▶ What you are asked to do
Check each line of the entries below for the word "Choice", and copy the lines that have it.

Records contained in a dataset:

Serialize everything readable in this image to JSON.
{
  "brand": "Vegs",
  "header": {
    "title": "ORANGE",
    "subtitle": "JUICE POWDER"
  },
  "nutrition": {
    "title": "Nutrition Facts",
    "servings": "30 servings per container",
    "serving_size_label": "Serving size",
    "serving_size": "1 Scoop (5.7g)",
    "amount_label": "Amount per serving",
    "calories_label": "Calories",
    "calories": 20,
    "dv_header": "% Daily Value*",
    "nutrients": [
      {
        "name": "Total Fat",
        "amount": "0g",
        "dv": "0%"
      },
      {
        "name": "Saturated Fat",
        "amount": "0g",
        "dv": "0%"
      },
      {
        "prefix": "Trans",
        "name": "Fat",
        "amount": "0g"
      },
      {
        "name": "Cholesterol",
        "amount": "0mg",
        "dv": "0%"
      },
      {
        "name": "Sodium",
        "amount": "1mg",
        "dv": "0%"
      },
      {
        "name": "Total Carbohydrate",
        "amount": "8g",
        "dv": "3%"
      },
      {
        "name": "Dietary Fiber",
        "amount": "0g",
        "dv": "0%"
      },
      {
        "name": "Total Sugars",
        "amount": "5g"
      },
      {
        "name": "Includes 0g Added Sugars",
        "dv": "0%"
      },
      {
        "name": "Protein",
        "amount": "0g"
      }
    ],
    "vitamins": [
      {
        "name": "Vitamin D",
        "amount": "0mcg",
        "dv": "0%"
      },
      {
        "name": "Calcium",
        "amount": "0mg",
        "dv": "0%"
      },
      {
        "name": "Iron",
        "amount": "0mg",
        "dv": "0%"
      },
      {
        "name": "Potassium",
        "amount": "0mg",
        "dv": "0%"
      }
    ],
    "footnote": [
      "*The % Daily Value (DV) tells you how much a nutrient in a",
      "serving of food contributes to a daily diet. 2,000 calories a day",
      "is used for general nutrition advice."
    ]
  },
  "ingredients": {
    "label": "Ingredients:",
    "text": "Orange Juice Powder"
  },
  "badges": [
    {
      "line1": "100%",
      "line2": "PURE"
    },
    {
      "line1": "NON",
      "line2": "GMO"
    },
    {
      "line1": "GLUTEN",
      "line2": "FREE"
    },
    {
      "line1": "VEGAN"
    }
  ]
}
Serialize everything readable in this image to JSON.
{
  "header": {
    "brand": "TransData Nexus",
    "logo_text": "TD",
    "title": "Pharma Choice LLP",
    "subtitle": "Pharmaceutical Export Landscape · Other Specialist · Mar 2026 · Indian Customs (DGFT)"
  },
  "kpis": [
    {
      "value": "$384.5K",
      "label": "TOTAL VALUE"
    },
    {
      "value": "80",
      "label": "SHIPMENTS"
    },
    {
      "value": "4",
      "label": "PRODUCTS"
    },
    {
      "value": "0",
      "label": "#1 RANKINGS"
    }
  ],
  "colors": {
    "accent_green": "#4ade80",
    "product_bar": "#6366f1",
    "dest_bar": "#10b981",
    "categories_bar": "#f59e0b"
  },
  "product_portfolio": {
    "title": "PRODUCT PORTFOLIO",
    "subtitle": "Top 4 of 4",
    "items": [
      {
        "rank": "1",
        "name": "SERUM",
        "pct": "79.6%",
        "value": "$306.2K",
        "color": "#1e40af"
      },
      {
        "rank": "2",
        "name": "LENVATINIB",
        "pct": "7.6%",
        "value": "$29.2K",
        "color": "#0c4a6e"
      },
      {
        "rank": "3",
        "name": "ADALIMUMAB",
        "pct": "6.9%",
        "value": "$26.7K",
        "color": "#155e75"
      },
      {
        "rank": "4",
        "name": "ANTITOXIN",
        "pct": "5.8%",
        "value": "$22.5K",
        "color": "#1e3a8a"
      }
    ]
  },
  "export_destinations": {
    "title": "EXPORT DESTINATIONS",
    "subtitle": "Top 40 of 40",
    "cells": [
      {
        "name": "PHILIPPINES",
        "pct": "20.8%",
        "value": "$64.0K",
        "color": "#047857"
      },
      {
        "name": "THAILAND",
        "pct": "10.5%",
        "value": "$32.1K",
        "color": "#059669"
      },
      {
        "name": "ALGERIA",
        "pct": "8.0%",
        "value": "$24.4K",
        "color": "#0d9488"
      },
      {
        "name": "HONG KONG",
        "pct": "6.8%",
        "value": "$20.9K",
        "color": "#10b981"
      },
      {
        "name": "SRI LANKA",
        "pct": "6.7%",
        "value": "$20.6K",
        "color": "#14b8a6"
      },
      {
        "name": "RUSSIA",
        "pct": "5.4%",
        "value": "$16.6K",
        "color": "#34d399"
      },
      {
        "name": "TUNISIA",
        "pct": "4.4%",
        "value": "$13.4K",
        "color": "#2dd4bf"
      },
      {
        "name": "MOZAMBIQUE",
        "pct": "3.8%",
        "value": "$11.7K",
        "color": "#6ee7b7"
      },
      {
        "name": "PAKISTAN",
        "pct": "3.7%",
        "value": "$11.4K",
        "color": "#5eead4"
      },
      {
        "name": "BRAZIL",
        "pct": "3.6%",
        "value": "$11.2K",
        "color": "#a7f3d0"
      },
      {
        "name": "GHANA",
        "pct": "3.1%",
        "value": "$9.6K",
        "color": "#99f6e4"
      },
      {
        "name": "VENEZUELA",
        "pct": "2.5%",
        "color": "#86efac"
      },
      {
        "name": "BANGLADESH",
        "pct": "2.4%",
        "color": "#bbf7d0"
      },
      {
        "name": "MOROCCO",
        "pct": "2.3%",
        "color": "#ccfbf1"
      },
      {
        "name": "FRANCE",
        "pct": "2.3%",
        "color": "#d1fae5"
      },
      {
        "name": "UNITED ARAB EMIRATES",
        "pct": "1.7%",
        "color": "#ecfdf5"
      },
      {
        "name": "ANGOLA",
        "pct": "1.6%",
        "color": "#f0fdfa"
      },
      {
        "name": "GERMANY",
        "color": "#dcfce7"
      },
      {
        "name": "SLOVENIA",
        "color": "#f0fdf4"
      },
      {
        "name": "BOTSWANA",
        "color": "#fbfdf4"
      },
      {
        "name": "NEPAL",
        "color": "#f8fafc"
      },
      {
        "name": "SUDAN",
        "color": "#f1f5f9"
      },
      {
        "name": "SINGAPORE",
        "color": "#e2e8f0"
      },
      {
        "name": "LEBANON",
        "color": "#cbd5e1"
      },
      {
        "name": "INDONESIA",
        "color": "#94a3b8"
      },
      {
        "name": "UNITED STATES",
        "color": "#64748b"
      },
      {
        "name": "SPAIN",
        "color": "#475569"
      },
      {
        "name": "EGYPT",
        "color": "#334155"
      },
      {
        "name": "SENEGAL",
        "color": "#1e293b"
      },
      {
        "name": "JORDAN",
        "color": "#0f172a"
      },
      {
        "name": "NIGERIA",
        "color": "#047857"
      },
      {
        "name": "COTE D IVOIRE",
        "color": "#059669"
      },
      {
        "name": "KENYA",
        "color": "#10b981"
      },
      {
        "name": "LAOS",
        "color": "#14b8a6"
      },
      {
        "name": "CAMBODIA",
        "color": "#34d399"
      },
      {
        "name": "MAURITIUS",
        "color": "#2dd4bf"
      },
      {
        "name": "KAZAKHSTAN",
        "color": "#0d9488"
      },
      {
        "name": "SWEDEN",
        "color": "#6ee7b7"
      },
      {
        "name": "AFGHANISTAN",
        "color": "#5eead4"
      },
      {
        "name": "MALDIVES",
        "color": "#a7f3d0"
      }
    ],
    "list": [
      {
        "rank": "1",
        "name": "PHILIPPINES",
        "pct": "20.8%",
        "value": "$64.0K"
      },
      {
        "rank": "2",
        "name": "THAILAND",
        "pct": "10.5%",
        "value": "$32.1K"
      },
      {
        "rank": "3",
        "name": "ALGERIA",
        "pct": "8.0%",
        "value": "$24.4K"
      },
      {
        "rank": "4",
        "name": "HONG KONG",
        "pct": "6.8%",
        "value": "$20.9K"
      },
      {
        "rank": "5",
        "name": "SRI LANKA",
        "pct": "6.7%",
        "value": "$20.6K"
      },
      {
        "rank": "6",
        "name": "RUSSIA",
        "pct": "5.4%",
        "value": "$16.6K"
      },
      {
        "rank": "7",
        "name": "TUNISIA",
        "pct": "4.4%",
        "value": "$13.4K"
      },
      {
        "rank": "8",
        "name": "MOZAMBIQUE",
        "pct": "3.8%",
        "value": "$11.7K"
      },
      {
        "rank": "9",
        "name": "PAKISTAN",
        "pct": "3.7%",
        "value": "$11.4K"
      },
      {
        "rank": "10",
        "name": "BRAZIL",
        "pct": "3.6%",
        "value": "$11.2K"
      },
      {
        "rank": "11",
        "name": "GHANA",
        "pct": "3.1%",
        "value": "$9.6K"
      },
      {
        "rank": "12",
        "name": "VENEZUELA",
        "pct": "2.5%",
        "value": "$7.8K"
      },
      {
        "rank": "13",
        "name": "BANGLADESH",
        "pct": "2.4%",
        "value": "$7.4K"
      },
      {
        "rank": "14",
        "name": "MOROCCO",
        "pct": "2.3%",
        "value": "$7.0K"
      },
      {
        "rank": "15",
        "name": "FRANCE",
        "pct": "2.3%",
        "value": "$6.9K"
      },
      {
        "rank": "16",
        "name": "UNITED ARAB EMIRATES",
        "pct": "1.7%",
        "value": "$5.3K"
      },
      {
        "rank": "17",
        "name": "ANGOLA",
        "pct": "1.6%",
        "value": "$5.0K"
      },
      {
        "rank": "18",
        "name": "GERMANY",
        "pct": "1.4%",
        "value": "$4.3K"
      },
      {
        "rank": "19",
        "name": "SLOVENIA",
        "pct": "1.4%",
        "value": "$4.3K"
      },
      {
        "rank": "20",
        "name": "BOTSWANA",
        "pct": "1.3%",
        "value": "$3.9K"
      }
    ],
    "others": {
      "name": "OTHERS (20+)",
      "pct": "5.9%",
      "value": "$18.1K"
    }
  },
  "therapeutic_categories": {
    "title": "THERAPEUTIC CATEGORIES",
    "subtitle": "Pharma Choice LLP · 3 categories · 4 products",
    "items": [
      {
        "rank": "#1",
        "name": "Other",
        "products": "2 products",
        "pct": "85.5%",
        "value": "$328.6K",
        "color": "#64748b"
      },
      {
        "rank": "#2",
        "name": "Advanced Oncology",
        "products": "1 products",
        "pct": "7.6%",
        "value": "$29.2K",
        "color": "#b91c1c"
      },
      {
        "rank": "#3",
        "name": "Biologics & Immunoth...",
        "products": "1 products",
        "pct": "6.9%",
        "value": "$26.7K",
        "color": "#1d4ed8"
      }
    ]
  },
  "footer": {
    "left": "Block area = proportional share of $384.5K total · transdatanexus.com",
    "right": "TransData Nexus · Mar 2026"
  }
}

▶ Result of this task
    "title": "Pharma Choice LLP",
    "subtitle": "Pharma Choice LLP · 3 categories · 4 products",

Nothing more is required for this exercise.